_TASK INSTRUCTIONS_. Every line holding the string "name" should be gathered.

Items from a figure collection:
------------------------------

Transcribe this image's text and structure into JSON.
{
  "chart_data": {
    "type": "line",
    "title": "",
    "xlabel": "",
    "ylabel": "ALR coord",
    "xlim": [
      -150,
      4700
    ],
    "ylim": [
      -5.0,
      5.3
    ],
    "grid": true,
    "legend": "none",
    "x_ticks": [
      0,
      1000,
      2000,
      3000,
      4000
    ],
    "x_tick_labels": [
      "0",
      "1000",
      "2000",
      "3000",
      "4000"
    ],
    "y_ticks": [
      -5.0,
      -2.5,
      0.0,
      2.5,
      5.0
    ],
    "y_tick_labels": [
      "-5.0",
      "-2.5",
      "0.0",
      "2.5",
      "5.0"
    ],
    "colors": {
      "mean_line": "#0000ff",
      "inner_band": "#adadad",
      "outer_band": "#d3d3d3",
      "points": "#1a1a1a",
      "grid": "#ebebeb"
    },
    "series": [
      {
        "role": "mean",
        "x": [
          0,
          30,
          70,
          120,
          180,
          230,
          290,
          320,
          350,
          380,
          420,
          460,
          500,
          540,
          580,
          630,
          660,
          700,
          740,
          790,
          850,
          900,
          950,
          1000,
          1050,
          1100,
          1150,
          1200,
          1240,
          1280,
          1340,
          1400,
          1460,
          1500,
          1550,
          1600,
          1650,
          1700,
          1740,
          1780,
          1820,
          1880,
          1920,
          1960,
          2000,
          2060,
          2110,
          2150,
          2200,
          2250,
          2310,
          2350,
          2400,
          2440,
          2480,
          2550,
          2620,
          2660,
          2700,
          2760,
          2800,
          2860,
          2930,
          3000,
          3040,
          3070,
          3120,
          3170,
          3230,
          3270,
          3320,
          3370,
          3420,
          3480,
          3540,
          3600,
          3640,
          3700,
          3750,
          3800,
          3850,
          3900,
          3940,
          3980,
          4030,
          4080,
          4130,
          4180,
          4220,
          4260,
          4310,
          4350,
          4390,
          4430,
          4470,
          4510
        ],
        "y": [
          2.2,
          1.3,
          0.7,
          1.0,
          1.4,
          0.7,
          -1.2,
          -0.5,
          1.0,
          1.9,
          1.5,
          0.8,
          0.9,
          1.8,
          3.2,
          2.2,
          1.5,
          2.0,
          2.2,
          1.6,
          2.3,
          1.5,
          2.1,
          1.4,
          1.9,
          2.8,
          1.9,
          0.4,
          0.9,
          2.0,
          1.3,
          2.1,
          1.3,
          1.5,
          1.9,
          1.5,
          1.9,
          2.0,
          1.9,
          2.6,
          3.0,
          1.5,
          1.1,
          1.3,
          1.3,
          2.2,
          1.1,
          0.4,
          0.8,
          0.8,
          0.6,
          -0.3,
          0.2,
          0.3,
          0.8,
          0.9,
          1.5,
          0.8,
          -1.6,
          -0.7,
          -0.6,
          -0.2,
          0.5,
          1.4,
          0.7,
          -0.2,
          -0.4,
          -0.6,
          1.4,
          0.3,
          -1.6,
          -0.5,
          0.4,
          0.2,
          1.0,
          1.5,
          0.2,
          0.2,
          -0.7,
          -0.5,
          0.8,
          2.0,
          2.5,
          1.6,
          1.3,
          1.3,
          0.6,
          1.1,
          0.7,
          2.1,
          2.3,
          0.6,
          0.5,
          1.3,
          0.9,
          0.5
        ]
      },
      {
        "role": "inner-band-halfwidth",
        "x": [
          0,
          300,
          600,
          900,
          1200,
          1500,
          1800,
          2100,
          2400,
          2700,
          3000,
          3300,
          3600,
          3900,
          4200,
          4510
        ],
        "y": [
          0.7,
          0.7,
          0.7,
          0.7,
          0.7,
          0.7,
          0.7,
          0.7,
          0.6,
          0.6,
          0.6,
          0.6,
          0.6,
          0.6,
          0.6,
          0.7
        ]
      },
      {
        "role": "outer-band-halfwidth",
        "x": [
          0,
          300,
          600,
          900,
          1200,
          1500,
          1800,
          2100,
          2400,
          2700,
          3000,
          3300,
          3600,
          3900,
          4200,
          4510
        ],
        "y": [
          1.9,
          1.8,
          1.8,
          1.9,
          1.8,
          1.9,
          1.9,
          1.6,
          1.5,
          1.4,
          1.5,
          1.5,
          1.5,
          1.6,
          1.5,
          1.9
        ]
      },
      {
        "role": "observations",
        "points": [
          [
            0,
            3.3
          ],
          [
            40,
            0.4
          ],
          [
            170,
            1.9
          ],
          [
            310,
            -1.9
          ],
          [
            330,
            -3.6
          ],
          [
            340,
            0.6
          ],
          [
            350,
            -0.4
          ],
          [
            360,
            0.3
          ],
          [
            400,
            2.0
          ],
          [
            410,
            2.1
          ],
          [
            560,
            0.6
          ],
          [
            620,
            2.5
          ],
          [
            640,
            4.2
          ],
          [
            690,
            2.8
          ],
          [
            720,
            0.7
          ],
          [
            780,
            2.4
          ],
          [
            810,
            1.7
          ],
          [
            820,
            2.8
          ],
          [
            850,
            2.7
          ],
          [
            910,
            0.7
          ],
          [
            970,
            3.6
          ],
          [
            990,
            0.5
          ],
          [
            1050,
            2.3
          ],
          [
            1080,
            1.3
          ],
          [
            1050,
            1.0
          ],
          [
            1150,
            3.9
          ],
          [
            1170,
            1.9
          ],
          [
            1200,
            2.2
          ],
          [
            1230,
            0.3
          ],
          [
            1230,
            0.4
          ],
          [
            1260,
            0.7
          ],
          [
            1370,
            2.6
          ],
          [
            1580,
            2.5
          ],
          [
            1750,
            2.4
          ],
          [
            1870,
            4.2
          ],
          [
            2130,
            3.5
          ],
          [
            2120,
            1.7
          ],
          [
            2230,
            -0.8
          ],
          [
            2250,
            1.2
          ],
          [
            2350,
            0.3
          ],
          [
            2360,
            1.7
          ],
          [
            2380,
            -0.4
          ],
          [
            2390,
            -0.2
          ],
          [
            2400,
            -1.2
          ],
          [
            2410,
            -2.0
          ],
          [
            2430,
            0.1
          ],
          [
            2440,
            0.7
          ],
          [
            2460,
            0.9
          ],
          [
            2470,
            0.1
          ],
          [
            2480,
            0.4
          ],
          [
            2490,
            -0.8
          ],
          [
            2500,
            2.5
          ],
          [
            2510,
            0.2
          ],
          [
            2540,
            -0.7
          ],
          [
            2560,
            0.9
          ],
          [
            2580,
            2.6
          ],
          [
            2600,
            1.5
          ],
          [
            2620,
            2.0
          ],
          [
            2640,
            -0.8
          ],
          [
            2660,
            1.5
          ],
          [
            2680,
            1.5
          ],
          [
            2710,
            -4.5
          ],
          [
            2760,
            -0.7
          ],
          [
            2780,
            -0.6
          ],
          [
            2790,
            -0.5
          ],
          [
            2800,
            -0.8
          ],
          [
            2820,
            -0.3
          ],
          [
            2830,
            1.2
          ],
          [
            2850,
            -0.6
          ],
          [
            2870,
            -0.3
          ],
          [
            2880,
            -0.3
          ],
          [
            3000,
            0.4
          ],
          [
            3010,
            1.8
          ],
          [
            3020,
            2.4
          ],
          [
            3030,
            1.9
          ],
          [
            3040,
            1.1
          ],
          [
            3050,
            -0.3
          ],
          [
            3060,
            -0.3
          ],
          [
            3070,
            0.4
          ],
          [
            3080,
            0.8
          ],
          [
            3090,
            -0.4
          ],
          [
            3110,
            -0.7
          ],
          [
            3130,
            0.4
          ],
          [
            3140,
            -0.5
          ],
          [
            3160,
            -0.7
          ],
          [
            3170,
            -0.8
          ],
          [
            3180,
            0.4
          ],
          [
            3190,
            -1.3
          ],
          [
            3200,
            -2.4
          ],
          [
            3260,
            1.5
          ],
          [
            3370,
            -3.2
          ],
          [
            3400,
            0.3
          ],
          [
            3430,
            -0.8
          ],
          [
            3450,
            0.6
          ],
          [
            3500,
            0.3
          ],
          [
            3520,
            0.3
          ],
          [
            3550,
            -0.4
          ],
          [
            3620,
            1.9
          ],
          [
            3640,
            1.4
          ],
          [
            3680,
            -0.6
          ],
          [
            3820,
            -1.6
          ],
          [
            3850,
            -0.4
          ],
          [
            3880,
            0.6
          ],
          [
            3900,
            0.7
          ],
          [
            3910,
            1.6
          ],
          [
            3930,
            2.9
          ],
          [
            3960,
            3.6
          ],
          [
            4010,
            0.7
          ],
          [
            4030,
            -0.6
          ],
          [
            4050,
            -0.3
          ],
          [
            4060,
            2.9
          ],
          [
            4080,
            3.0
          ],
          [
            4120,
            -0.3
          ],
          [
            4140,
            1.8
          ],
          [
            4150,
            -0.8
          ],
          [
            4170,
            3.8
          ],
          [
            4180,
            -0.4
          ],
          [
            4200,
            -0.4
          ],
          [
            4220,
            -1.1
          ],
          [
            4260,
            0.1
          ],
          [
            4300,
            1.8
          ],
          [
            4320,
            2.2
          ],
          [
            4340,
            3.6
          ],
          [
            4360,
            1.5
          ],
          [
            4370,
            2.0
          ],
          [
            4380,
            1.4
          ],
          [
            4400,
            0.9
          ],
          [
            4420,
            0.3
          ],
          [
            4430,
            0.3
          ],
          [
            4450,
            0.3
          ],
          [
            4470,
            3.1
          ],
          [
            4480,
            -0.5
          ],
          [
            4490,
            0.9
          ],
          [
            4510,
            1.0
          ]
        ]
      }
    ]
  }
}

------------------------------

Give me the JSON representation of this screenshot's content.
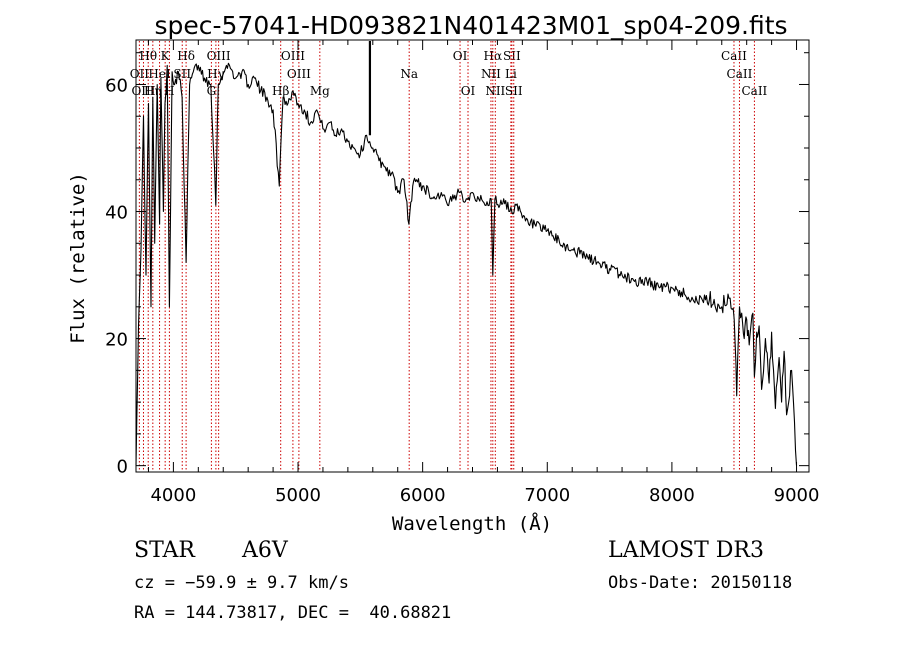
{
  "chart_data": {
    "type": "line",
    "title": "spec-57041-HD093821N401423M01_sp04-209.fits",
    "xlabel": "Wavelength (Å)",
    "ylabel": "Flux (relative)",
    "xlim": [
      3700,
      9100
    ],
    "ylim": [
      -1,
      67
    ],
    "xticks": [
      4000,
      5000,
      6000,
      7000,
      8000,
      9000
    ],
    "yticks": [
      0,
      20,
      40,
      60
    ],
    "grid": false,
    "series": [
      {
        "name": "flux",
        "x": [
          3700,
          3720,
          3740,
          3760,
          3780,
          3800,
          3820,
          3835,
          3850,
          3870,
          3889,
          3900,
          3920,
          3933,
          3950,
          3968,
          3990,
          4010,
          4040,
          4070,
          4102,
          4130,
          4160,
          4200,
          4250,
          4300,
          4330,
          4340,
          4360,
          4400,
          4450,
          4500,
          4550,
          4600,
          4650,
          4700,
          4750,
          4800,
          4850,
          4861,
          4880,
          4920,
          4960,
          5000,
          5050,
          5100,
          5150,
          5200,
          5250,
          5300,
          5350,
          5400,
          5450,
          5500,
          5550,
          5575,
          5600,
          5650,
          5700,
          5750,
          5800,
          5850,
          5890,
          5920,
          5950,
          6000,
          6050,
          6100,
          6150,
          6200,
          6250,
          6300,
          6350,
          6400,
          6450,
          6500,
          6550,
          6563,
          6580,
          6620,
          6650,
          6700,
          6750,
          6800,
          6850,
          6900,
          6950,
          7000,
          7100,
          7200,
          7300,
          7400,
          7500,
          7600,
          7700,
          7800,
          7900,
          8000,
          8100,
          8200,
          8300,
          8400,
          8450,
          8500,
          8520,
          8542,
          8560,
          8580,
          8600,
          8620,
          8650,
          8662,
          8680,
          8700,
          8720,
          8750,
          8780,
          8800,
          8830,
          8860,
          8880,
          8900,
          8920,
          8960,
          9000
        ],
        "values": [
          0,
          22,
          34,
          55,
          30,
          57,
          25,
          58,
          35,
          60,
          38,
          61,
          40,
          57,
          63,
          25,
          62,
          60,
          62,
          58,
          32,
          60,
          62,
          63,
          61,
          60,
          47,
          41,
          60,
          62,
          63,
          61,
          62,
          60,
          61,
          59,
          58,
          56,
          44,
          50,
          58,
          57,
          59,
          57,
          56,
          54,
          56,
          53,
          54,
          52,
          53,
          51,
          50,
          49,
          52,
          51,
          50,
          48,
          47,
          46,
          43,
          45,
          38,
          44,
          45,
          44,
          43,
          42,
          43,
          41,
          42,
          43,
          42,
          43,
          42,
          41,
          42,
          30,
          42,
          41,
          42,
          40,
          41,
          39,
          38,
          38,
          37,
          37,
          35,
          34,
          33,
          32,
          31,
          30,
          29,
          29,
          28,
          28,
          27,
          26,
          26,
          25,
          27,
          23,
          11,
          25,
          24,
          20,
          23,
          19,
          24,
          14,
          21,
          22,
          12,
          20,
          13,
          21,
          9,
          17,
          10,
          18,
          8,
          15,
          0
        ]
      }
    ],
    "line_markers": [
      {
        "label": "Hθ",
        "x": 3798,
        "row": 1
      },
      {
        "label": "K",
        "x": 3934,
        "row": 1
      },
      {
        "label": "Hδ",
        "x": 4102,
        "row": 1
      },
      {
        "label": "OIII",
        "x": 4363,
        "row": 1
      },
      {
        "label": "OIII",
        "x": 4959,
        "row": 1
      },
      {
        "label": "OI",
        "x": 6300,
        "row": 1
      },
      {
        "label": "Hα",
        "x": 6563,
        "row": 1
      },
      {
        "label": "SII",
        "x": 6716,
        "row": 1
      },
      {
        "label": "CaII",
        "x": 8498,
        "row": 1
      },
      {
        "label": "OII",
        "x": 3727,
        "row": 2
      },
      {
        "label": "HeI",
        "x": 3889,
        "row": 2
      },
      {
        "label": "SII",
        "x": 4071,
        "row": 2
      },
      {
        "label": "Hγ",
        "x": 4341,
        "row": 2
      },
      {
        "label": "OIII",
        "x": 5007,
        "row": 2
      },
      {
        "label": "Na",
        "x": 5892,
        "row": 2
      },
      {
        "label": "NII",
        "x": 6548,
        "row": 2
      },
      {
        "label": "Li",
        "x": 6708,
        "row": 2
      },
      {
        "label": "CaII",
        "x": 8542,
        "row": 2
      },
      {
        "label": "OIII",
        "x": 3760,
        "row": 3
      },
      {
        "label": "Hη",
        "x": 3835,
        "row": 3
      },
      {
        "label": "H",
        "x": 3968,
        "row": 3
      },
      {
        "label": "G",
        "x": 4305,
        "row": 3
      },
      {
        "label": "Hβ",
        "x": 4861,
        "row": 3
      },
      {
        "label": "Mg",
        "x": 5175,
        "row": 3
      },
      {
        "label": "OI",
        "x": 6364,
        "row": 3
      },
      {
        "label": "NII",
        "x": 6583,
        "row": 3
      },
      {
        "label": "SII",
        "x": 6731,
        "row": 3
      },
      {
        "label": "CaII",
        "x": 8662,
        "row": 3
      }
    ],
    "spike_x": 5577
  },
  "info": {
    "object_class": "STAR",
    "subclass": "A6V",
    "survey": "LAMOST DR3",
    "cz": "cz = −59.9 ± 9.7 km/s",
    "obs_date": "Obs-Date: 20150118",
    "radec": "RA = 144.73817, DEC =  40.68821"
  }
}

------------------------------

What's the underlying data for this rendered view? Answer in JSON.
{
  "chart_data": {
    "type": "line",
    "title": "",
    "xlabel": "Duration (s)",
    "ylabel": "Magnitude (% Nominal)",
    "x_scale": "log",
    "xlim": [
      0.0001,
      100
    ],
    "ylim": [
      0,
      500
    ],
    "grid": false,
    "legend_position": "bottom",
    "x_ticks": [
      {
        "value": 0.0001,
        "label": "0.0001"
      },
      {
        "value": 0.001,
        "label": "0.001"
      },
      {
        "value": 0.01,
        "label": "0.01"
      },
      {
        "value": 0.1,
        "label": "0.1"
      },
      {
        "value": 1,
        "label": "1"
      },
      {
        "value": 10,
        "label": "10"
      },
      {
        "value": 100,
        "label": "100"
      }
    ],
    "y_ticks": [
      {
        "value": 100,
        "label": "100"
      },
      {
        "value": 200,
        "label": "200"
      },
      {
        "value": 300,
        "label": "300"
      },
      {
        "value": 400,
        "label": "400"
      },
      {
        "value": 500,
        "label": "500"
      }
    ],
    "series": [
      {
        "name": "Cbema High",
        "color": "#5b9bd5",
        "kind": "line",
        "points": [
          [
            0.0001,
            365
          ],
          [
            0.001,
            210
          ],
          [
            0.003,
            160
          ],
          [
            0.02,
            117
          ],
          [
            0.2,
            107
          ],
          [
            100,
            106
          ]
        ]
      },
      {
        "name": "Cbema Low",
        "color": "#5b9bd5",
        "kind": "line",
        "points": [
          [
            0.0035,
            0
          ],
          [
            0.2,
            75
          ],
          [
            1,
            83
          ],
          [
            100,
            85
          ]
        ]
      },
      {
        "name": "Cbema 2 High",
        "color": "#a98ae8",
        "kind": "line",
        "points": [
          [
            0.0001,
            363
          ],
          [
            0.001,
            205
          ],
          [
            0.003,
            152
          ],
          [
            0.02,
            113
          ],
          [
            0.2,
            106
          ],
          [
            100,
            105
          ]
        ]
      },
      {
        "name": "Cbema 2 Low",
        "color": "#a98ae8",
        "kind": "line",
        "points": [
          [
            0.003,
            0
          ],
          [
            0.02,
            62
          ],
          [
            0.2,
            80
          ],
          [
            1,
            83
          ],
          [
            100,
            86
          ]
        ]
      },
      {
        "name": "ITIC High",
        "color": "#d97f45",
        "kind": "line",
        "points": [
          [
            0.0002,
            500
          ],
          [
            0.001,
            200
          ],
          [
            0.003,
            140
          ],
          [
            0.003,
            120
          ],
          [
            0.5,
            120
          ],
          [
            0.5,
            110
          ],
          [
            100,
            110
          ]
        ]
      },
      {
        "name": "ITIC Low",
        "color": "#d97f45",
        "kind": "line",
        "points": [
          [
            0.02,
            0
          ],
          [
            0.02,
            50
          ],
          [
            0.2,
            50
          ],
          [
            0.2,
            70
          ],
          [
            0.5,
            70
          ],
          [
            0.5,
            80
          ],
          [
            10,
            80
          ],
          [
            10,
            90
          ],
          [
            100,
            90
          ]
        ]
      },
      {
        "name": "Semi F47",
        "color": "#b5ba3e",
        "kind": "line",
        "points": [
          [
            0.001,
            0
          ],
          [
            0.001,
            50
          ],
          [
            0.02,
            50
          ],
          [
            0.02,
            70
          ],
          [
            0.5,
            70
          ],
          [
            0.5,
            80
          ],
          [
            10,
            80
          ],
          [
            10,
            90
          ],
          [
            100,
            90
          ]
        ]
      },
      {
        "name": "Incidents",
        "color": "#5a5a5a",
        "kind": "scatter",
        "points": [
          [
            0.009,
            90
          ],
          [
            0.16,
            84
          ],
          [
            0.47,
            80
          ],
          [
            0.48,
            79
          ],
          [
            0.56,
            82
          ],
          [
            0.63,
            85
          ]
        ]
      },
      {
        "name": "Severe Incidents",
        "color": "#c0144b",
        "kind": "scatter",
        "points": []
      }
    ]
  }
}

------------------------------

_THE RESPONSE_.
        "name": "flux",
        "name": "Cbema High",
        "name": "Cbema Low",
        "name": "Cbema 2 High",
        "name": "Cbema 2 Low",
        "name": "ITIC High",
        "name": "ITIC Low",
        "name": "Semi F47",
        "name": "Incidents",
        "name": "Severe Incidents",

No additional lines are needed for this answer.